- **PROBLEM TO SOLVE**:
Extract all lines in the data that contain the word "NICHT".

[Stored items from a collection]
--- Begin ---

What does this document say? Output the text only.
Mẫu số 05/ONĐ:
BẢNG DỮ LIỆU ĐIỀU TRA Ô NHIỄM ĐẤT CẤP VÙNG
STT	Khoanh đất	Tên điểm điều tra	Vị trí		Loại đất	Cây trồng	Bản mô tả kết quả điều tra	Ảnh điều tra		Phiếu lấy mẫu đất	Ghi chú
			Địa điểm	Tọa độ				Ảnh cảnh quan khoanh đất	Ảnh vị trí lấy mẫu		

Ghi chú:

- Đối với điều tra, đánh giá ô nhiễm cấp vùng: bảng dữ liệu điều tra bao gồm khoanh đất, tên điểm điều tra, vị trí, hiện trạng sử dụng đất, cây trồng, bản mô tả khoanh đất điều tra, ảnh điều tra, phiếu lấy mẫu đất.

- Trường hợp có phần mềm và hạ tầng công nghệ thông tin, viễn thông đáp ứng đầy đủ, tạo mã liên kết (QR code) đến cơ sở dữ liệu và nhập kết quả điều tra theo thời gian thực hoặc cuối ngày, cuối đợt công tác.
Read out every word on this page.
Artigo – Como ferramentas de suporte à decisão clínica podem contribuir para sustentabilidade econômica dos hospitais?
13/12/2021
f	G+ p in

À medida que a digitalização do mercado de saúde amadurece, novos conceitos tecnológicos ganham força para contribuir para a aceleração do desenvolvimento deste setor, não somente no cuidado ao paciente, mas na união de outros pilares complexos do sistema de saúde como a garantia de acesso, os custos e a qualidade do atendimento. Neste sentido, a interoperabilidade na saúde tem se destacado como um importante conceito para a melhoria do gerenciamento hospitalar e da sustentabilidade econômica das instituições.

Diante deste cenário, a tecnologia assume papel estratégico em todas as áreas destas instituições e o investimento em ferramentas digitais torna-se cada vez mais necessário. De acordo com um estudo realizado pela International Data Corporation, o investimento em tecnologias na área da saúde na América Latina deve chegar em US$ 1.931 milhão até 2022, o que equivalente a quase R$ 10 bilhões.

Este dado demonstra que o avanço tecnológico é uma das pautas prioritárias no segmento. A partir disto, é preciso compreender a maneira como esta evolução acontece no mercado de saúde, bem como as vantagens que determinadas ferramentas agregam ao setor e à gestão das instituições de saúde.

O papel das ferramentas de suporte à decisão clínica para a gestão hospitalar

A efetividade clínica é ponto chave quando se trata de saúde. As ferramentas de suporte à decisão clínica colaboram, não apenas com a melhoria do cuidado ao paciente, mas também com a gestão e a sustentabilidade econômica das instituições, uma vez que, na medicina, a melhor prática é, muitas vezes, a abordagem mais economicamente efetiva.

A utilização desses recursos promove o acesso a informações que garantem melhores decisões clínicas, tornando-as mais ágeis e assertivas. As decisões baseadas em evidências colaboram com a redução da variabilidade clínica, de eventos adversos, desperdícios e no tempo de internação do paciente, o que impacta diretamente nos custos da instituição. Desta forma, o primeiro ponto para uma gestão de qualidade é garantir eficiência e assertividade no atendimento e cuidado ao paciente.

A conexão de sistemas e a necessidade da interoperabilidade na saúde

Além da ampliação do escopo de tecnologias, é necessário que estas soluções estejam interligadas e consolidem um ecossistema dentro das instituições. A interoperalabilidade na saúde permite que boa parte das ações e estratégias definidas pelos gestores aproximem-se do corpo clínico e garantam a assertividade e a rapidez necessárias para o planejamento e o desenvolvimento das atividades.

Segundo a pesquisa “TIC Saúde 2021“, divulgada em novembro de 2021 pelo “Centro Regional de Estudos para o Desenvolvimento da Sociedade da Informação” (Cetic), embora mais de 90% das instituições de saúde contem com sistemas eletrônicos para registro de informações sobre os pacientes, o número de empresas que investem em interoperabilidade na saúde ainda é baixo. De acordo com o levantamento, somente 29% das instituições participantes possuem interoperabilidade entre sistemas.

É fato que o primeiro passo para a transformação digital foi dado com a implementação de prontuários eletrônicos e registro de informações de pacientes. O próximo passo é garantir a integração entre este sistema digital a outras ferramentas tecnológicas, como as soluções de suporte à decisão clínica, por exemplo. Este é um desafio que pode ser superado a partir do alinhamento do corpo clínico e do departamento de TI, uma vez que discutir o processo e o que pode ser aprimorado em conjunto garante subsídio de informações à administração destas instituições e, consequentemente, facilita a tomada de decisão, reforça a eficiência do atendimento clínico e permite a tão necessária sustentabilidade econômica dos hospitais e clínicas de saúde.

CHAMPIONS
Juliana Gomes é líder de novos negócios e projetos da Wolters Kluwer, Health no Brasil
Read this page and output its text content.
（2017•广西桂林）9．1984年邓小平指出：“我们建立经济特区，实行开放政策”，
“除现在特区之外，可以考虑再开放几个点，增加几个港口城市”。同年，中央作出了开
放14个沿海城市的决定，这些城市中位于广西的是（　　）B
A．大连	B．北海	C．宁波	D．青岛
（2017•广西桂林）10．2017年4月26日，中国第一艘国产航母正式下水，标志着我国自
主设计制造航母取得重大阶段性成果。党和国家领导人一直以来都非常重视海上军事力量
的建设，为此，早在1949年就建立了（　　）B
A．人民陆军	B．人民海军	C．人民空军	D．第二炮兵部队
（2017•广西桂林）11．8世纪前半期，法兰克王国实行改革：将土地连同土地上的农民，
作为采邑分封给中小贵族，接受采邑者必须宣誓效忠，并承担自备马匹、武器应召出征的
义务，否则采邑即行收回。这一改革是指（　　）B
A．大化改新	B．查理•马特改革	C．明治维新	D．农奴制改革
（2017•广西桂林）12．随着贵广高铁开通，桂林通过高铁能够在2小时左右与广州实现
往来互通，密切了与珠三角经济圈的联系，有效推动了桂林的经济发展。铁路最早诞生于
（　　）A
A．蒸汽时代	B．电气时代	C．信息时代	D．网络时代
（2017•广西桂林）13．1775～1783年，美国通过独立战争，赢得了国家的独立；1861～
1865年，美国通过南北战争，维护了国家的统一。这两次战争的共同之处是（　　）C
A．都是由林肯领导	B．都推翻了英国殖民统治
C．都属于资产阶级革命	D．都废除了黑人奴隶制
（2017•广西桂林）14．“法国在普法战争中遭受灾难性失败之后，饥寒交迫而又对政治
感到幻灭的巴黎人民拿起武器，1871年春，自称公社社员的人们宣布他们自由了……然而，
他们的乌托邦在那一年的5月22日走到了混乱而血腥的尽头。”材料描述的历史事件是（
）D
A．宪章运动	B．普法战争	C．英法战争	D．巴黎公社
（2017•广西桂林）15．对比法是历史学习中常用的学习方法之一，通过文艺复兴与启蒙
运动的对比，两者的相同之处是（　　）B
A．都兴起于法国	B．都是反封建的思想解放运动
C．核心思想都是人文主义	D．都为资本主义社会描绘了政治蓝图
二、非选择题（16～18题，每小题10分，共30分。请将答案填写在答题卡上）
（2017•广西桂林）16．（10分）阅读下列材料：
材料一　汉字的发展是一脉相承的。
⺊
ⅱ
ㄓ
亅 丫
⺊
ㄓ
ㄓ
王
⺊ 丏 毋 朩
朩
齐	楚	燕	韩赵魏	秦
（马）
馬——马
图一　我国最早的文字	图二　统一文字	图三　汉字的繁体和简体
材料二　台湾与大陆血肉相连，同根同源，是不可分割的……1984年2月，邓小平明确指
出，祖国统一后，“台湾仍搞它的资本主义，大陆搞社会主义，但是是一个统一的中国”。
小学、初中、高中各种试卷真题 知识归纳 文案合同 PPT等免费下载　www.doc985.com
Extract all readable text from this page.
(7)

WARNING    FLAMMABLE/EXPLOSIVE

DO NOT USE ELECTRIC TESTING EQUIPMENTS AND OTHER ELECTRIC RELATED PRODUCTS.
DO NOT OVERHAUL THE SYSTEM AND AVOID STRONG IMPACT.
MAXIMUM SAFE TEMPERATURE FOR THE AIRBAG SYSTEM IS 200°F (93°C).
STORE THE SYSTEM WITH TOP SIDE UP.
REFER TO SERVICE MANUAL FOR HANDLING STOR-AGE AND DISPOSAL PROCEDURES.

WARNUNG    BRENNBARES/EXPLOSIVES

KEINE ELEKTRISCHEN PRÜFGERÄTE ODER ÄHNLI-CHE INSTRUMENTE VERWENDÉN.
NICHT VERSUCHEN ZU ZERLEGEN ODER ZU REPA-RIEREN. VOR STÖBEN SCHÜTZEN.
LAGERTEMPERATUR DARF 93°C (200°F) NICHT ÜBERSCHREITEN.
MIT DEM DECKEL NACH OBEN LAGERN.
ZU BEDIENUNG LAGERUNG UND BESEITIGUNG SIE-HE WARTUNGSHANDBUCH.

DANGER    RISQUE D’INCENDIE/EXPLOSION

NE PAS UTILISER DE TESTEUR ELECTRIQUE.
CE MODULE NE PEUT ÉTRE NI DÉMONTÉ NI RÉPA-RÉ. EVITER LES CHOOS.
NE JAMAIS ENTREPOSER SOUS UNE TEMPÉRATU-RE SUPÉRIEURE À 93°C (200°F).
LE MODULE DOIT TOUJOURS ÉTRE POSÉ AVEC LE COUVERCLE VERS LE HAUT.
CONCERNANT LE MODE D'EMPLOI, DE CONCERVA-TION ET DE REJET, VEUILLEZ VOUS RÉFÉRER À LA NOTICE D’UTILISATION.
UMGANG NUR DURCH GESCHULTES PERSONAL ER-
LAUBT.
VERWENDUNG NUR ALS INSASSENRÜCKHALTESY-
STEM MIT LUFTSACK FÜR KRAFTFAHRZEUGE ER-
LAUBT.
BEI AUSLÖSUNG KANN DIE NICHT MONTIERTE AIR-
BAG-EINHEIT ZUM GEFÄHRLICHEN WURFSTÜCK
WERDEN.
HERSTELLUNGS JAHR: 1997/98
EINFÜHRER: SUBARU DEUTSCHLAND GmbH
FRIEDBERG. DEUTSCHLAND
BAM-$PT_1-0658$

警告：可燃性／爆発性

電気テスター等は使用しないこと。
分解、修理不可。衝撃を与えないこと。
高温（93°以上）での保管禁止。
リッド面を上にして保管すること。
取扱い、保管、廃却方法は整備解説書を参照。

--- End ---

- **TASK SOLUTION**:
NICHT VERSUCHEN ZU ZERLEGEN ODER ZU REPA-RIEREN. VOR STÖBEN SCHÜTZEN.
LAGERTEMPERATUR DARF 93°C (200°F) NICHT ÜBERSCHREITEN.
BEI AUSLÖSUNG KANN DIE NICHT MONTIERTE AIR-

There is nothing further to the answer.